— Start Record excerpts —

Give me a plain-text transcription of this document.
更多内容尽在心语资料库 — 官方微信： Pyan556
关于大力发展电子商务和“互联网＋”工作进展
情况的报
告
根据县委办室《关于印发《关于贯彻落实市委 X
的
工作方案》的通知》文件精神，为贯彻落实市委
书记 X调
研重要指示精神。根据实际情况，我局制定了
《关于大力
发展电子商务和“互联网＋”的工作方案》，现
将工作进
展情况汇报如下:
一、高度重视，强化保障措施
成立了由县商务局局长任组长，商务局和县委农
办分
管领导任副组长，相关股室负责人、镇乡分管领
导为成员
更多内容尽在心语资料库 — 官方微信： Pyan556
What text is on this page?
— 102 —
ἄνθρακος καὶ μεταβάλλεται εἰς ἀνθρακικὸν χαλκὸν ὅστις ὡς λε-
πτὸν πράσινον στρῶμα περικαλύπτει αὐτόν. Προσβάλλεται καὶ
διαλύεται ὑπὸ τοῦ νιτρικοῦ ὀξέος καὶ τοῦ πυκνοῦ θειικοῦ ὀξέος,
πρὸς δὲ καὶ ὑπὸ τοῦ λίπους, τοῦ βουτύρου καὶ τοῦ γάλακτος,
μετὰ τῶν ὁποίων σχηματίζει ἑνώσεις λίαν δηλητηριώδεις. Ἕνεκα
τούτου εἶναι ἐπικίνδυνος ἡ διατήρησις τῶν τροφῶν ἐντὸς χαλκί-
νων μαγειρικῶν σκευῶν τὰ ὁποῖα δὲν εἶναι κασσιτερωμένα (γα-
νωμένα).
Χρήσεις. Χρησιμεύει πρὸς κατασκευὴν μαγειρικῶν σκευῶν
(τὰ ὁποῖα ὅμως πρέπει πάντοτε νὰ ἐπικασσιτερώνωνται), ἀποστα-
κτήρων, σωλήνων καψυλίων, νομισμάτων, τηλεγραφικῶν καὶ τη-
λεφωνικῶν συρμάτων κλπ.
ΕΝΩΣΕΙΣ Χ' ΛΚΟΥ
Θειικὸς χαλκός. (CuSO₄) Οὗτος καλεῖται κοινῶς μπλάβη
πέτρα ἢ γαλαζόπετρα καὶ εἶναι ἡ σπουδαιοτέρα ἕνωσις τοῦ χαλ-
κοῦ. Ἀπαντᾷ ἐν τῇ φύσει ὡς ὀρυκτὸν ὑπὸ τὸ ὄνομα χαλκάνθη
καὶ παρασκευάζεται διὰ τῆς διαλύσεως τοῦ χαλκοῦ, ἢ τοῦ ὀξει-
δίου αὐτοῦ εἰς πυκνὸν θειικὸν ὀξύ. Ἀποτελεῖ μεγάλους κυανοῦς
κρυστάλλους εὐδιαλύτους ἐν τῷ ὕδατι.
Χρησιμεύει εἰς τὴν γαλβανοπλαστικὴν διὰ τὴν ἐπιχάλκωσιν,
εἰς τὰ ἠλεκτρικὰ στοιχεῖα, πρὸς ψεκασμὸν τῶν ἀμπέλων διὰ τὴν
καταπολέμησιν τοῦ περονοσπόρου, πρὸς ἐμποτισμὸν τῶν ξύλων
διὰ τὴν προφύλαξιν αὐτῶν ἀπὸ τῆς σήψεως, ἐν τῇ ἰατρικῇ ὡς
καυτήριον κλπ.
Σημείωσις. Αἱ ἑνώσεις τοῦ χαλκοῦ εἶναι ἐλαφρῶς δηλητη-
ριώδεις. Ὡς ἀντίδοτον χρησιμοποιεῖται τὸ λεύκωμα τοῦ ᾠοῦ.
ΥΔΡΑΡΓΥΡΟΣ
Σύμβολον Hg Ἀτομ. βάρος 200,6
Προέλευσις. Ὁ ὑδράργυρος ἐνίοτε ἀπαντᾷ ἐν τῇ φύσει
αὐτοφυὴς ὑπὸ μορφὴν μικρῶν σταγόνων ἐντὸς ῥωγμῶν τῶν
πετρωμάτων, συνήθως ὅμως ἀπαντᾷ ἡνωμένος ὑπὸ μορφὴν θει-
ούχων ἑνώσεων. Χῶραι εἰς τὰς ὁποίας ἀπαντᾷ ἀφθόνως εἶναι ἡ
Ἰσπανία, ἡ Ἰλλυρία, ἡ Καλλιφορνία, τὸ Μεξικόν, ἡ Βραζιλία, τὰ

— End Record excerpts —

- [Exercise requirements]:
Pick out and copy the lines of the material that include the word "text".

- [Result of the exercise]:
Give me a plain-text transcription of this document.
What text is on this page?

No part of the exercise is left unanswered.